[Quoted text]

I don't think the signedness of atomic64_t actually matters because everything
is handled in assembly anyway.
If you do something like:
#include <stdio.h>
typedef unsigned long u32;
typedef signed long long s64;
typedef unsigned long long u64;
int main(void)
{
u64 x = 0xffffffff;
u64 y = 0x0fffffff;
s64 z = (x << 32) - (y << 32);
z >>= 32;
printf("0x%llx\n", z);
return 0;
}
You'll get the sign-extended number printed out. Actually, a much neater
fix to this problem is to make delta unsigned and leave everything else
as-is (although I'm not a massive fan of all the 64-bit shifting).
diff --git a/arch/arm/kernel/perf_event.c b/arch/arm/kernel/perf_event.c
index c457686..de12536 100644
--- a/arch/arm/kernel/perf_event.c
+++ b/arch/arm/kernel/perf_event.c
@@ -201,7 +201,7 @@ armpmu_event_update(struct perf_event *event,
{
int shift = 64 - 32;
s64 prev_raw_count, new_raw_count;
- s64 delta;
+ u64 delta;
again:
prev_raw_count = atomic64_read(&hwc->prev_count);
What do you think?
Will
^ permalink raw reply related [flat|nested] 8+ messages in thread
* [PATCH] ARM: perf: ensure counter delta is limited to 32-bits
2010-07-02 20:04 ` Jamie Iles
@ 2010-07-02 15:36 ` Will Deacon
0 siblings, 0 replies; 8+ messages in thread
From: Will Deacon @ 2010-07-02 15:36 UTC (permalink / raw)

[Layout annotation data]
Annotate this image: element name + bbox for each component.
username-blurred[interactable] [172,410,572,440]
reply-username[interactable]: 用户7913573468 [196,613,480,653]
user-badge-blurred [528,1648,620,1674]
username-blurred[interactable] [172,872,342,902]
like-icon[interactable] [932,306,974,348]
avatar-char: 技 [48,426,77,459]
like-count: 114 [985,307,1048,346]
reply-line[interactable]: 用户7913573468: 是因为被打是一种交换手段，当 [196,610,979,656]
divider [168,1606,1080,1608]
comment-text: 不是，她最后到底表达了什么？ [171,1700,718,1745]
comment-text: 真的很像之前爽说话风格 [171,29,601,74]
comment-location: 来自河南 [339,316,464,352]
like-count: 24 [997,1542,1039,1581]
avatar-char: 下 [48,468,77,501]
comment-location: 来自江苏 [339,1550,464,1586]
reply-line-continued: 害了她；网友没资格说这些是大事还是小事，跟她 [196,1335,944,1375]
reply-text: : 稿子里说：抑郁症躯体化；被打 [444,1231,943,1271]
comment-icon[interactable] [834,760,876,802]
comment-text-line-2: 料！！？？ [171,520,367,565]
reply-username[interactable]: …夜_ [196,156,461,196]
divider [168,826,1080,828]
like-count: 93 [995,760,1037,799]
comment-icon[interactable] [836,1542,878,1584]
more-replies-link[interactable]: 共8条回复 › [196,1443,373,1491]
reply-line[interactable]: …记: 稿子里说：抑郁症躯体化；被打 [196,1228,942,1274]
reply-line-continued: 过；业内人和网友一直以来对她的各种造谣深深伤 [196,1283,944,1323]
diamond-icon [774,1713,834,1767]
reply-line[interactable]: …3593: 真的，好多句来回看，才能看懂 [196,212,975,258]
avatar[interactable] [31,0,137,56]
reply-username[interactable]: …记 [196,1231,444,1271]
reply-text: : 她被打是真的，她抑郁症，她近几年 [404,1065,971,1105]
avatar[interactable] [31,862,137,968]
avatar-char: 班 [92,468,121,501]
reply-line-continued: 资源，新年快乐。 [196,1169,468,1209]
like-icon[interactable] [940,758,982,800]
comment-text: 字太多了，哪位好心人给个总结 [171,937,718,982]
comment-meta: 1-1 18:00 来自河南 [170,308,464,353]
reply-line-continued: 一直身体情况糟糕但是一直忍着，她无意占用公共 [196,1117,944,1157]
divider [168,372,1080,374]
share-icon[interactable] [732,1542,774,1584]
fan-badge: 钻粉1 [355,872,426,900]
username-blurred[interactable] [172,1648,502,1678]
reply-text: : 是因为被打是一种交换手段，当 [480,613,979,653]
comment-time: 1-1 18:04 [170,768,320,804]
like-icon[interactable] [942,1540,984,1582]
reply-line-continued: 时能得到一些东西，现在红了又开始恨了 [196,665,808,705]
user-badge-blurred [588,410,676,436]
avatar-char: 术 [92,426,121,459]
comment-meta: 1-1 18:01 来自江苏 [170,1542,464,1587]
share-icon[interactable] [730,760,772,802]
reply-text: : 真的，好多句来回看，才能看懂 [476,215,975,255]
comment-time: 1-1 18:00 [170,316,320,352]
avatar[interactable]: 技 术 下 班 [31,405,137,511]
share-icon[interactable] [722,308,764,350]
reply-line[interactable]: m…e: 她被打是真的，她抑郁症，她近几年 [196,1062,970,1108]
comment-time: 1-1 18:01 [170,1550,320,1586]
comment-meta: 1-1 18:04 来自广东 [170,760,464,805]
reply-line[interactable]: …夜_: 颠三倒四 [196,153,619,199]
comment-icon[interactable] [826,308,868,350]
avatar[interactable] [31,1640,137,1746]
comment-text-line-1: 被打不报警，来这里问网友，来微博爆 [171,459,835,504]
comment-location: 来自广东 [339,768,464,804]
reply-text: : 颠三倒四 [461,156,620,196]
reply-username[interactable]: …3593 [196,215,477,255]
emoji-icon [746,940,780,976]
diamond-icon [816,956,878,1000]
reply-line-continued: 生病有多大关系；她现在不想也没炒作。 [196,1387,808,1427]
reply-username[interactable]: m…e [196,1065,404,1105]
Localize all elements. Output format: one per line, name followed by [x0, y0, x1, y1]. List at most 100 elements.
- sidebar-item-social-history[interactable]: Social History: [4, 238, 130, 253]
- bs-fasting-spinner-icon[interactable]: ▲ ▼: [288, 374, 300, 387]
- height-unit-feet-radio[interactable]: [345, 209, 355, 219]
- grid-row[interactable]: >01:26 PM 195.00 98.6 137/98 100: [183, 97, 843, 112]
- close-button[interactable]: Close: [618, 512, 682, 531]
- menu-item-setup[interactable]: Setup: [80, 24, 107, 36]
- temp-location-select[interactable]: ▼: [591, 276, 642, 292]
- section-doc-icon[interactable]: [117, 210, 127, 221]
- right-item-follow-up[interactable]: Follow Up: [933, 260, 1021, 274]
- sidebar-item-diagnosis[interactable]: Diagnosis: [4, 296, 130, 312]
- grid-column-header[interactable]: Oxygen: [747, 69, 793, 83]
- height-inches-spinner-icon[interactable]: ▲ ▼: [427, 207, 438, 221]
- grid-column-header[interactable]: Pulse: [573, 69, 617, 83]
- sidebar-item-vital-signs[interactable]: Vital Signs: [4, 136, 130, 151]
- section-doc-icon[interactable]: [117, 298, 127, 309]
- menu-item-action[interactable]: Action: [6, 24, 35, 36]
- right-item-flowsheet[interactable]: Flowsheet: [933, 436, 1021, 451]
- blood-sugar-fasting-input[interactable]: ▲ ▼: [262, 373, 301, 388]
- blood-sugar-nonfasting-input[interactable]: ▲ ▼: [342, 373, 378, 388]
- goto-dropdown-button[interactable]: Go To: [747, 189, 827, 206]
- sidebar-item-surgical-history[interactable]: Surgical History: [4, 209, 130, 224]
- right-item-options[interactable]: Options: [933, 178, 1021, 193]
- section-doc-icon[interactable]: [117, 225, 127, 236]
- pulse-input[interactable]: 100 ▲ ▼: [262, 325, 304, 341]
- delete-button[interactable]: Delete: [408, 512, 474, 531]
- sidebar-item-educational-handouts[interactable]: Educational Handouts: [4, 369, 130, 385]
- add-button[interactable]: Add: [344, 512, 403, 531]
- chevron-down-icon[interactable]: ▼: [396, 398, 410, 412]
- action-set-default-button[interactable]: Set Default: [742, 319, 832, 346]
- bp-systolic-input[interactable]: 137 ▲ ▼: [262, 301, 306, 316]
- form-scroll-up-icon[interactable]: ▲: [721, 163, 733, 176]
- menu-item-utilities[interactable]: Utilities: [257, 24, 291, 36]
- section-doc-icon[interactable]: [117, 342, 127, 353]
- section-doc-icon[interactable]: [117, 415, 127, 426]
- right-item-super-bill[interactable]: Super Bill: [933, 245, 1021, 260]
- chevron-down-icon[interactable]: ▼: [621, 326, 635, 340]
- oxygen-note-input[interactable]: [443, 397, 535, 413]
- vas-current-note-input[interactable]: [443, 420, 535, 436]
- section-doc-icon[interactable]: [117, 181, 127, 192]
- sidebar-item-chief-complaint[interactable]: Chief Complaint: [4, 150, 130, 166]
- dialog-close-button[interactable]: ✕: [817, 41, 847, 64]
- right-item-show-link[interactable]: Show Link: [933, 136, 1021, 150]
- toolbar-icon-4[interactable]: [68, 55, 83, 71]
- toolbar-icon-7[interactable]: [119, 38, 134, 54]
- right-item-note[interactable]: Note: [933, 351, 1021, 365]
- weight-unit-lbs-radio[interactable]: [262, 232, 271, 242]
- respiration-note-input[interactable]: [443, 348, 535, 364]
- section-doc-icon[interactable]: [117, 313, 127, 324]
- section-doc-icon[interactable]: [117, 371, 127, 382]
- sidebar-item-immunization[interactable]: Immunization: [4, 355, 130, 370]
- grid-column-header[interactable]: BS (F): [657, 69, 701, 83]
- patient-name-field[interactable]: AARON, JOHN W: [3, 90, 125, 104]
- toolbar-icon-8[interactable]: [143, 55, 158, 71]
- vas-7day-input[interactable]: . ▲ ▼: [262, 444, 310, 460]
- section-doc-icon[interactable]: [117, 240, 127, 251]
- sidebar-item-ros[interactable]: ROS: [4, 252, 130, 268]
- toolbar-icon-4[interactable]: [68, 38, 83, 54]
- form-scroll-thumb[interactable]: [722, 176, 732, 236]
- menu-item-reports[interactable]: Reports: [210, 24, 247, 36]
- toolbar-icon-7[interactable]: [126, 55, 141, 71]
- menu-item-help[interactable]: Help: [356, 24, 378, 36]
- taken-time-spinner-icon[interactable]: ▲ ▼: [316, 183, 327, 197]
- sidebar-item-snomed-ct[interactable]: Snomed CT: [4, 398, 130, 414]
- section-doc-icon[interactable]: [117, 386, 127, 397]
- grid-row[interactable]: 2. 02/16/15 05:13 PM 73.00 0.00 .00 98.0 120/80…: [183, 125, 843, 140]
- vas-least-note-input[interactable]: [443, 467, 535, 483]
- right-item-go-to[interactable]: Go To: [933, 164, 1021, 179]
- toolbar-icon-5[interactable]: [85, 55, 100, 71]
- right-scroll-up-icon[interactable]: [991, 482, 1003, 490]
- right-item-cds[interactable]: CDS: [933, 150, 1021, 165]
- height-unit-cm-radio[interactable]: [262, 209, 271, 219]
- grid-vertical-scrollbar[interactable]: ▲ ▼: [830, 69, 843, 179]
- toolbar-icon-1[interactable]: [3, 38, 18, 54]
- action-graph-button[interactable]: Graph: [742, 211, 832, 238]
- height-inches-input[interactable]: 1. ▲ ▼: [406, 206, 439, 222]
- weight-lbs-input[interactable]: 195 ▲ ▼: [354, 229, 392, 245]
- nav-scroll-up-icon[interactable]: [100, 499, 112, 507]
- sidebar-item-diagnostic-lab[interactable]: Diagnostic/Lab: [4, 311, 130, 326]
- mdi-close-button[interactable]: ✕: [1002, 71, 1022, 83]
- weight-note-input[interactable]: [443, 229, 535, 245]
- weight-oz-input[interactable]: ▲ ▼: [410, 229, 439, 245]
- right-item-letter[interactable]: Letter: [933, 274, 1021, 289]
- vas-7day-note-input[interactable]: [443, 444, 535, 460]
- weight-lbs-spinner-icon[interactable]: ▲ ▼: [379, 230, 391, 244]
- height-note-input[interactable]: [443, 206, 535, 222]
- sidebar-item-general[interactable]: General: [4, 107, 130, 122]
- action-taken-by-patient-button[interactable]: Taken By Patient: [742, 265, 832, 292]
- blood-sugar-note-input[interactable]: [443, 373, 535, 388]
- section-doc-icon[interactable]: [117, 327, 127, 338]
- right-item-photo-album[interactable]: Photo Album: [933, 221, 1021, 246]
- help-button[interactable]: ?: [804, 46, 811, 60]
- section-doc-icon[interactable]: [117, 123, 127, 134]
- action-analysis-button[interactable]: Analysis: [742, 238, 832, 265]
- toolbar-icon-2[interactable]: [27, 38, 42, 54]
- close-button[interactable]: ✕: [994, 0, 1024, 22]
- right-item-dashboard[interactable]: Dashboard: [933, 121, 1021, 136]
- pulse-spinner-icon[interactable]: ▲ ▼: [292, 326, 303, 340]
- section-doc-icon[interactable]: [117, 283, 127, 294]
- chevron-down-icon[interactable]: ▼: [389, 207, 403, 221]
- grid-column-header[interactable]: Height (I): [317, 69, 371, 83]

[Stated exercise]
Reproduce the entire discussion of the perf counter delta patch from above, keeping every line, including the code and diff, identical to the original.

[Full solution]
I don't think the signedness of atomic64_t actually matters because everything
is handled in assembly anyway.
If you do something like:
#include <stdio.h>
typedef unsigned long u32;
typedef signed long long s64;
typedef unsigned long long u64;
int main(void)
{
u64 x = 0xffffffff;
u64 y = 0x0fffffff;
s64 z = (x << 32) - (y << 32);
z >>= 32;
printf("0x%llx\n", z);
return 0;
}
You'll get the sign-extended number printed out. Actually, a much neater
fix to this problem is to make delta unsigned and leave everything else
as-is (although I'm not a massive fan of all the 64-bit shifting).
diff --git a/arch/arm/kernel/perf_event.c b/arch/arm/kernel/perf_event.c
index c457686..de12536 100644
--- a/arch/arm/kernel/perf_event.c
+++ b/arch/arm/kernel/perf_event.c
@@ -201,7 +201,7 @@ armpmu_event_update(struct perf_event *event,
{
int shift = 64 - 32;
s64 prev_raw_count, new_raw_count;
- s64 delta;
+ u64 delta;
again:
prev_raw_count = atomic64_read(&hwc->prev_count);
What do you think?
Will
^ permalink raw reply related [flat|nested] 8+ messages in thread
* [PATCH] ARM: perf: ensure counter delta is limited to 32-bits
2010-07-02 20:04 ` Jamie Iles
@ 2010-07-02 15:36 ` Will Deacon
0 siblings, 0 replies; 8+ messages in thread
From: Will Deacon @ 2010-07-02 15:36 UTC (permalink / raw)